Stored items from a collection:
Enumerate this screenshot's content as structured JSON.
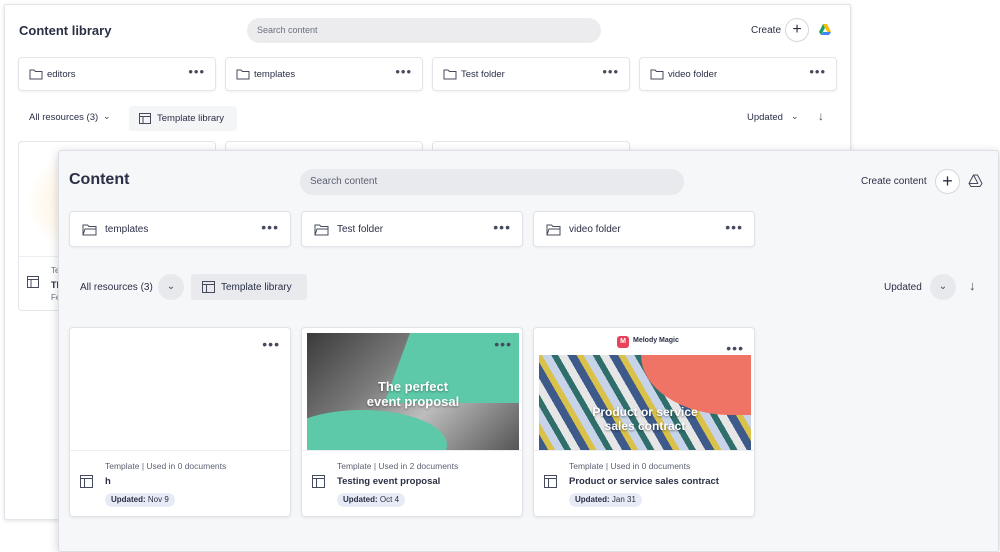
{
  "back": {
    "title": "Content library",
    "search_placeholder": "Search content",
    "create_label": "Create",
    "folders": [
      {
        "name": "editors"
      },
      {
        "name": "templates"
      },
      {
        "name": "Test folder"
      },
      {
        "name": "video folder"
      }
    ],
    "all_resources": "All resources (3)",
    "template_library": "Template library",
    "sort_label": "Updated",
    "card": {
      "meta": "Te",
      "name": "Th",
      "updated": "Fe"
    }
  },
  "front": {
    "title": "Content",
    "search_placeholder": "Search content",
    "create_label": "Create content",
    "folders": [
      {
        "name": "templates"
      },
      {
        "name": "Test folder"
      },
      {
        "name": "video folder"
      }
    ],
    "all_resources": "All resources (3)",
    "template_library": "Template library",
    "sort_label": "Updated",
    "cards": [
      {
        "meta": "Template | Used in 0 documents",
        "name": "h",
        "updated_label": "Updated:",
        "updated_value": "Nov 9",
        "thumb_text": ""
      },
      {
        "meta": "Template | Used in 2 documents",
        "name": "Testing event proposal",
        "updated_label": "Updated:",
        "updated_value": "Oct 4",
        "thumb_text_1": "The perfect",
        "thumb_text_2": "event proposal"
      },
      {
        "meta": "Template | Used in 0 documents",
        "name": "Product or service sales contract",
        "updated_label": "Updated:",
        "updated_value": "Jan 31",
        "brand": "Melody Magic",
        "brand_logo": "M",
        "thumb_text_1": "Product or service",
        "thumb_text_2": "sales contract"
      }
    ],
    "colors": {
      "accent_teal": "#5ec9a8",
      "accent_coral": "#ef7465",
      "badge_bg": "#e6ebf6"
    }
  }
}
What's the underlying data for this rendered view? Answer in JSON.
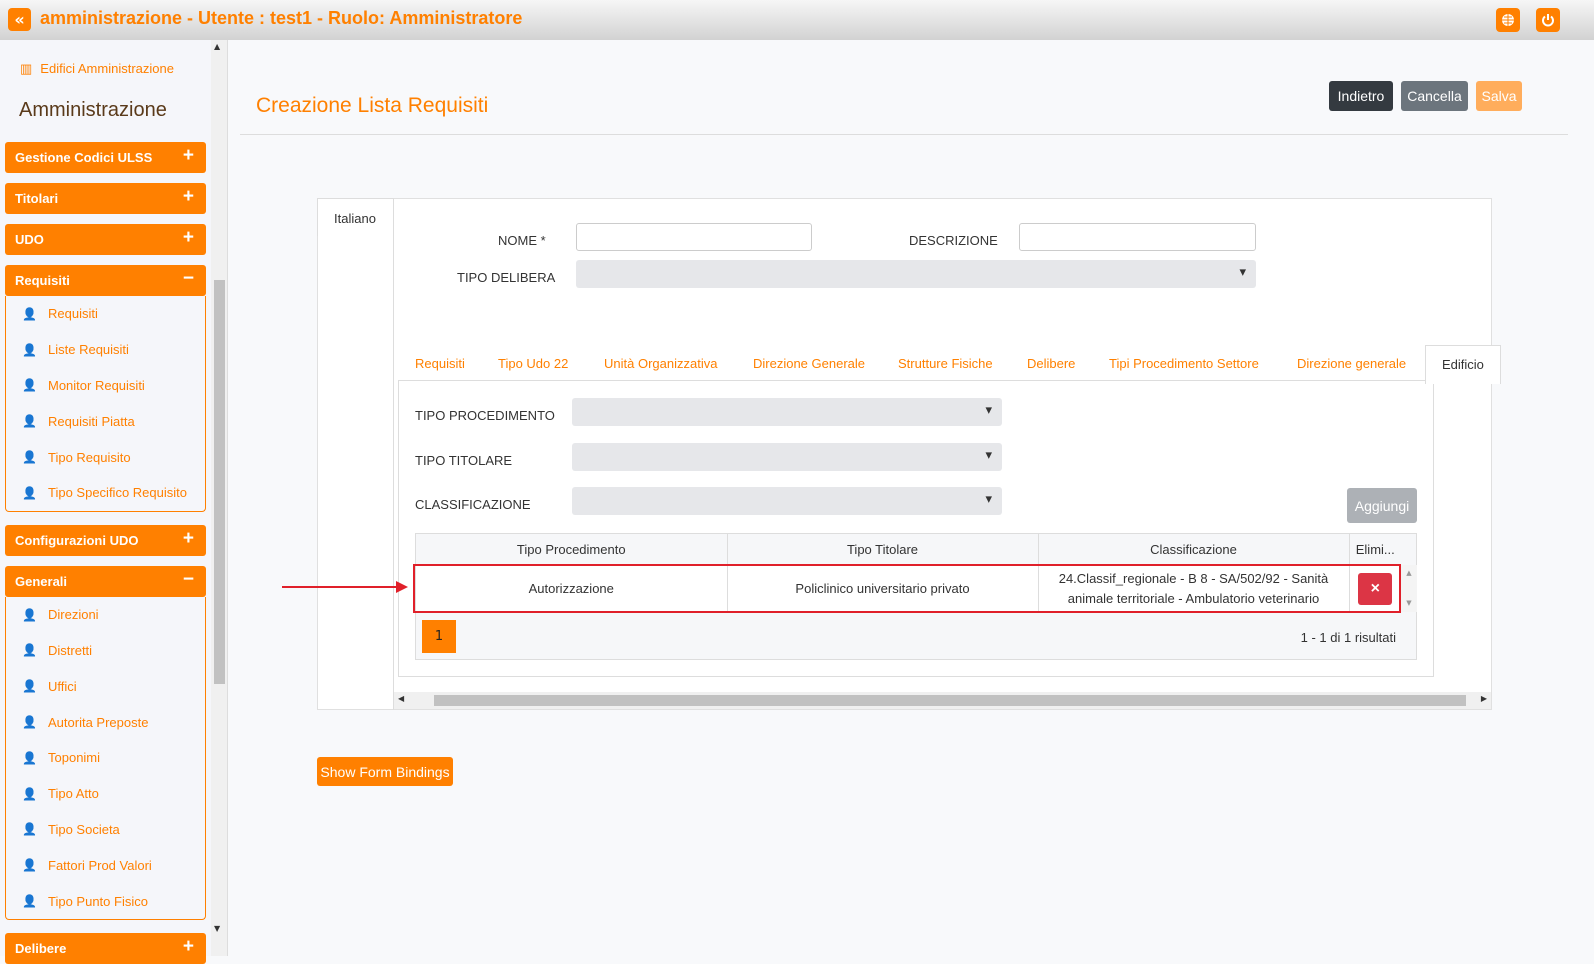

## Problem requirements
Go through the listing above and write it out again exactly, dropping the pictures.

## Solution to the problem
Enumerate this screenshot's content as structured JSON.
{
  "back": {
    "title": "Content library",
    "search_placeholder": "Search content",
    "create_label": "Create",
    "folders": [
      {
        "name": "editors"
      },
      {
        "name": "templates"
      },
      {
        "name": "Test folder"
      },
      {
        "name": "video folder"
      }
    ],
    "all_resources": "All resources (3)",
    "template_library": "Template library",
    "sort_label": "Updated",
    "card": {
      "meta": "Te",
      "name": "Th",
      "updated": "Fe"
    }
  },
  "front": {
    "title": "Content",
    "search_placeholder": "Search content",
    "create_label": "Create content",
    "folders": [
      {
        "name": "templates"
      },
      {
        "name": "Test folder"
      },
      {
        "name": "video folder"
      }
    ],
    "all_resources": "All resources (3)",
    "template_library": "Template library",
    "sort_label": "Updated",
    "cards": [
      {
        "meta": "Template | Used in 0 documents",
        "name": "h",
        "updated_label": "Updated:",
        "updated_value": "Nov 9",
        "thumb_text": ""
      },
      {
        "meta": "Template | Used in 2 documents",
        "name": "Testing event proposal",
        "updated_label": "Updated:",
        "updated_value": "Oct 4",
        "thumb_text_1": "The perfect",
        "thumb_text_2": "event proposal"
      },
      {
        "meta": "Template | Used in 0 documents",
        "name": "Product or service sales contract",
        "updated_label": "Updated:",
        "updated_value": "Jan 31",
        "brand": "Melody Magic",
        "brand_logo": "M",
        "thumb_text_1": "Product or service",
        "thumb_text_2": "sales contract"
      }
    ],
    "colors": {
      "accent_teal": "#5ec9a8",
      "accent_coral": "#ef7465",
      "badge_bg": "#e6ebf6"
    }
  }
}
What's the underlying data for this rendered view? Answer in JSON.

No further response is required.